Using the material below, copy every line where "text" appears.
— start of Record extracts —
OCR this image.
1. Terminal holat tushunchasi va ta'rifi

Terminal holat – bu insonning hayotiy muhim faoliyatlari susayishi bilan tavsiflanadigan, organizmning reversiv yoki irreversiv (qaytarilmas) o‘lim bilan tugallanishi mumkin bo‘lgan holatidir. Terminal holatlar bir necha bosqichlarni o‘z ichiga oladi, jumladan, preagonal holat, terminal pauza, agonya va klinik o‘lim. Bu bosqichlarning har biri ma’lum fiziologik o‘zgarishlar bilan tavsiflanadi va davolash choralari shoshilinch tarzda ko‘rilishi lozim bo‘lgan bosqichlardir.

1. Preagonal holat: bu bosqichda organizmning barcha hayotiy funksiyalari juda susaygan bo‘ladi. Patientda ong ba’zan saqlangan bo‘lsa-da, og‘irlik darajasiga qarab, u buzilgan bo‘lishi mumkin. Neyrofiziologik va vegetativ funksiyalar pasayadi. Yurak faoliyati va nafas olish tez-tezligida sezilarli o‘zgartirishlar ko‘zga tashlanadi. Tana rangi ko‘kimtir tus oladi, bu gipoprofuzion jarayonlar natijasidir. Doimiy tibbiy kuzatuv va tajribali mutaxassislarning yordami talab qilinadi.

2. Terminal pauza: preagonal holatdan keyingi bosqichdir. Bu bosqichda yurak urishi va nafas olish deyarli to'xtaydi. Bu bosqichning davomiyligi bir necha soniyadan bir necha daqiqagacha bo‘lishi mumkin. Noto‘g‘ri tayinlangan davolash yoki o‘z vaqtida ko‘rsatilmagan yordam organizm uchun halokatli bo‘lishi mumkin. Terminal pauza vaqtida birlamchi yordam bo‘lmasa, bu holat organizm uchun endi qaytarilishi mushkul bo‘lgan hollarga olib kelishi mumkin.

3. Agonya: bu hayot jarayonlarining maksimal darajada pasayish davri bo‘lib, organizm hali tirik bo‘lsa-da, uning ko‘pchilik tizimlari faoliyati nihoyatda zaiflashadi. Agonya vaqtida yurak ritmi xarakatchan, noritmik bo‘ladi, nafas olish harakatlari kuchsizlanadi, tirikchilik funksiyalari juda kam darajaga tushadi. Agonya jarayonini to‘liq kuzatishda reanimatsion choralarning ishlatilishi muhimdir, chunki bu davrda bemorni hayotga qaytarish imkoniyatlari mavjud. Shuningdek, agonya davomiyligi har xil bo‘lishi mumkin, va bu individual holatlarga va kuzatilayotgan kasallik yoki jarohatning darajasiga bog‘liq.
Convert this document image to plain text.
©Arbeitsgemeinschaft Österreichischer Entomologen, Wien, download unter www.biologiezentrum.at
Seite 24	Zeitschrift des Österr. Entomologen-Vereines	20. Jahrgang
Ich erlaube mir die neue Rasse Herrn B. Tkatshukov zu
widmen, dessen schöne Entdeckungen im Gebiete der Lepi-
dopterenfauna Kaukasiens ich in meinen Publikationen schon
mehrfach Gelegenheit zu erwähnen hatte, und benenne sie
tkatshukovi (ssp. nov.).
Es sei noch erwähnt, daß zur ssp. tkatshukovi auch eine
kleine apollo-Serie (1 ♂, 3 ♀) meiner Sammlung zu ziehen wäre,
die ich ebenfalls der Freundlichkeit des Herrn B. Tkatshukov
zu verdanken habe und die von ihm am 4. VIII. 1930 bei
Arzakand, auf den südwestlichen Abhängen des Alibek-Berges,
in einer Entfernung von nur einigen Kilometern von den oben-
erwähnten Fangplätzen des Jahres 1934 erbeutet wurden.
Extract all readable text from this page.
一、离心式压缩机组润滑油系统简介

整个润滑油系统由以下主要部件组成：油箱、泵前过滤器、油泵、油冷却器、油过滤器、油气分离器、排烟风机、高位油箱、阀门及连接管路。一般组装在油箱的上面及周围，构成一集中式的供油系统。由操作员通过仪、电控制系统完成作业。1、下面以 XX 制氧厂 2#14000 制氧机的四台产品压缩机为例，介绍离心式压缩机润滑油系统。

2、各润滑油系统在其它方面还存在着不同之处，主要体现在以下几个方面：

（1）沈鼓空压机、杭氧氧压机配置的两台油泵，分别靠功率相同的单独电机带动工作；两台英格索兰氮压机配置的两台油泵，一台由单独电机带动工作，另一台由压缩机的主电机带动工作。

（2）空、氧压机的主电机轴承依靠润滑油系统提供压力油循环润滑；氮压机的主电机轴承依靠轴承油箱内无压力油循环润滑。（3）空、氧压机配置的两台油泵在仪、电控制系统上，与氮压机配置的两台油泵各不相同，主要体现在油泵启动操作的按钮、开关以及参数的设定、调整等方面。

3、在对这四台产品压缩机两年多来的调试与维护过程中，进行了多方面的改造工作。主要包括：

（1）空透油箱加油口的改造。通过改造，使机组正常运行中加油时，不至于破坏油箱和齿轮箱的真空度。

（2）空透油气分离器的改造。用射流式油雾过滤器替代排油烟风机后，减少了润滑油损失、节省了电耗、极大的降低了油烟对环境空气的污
— end of Record extracts —
- Answer to the problem
Convert this document image to plain text.
Extract all readable text from this page.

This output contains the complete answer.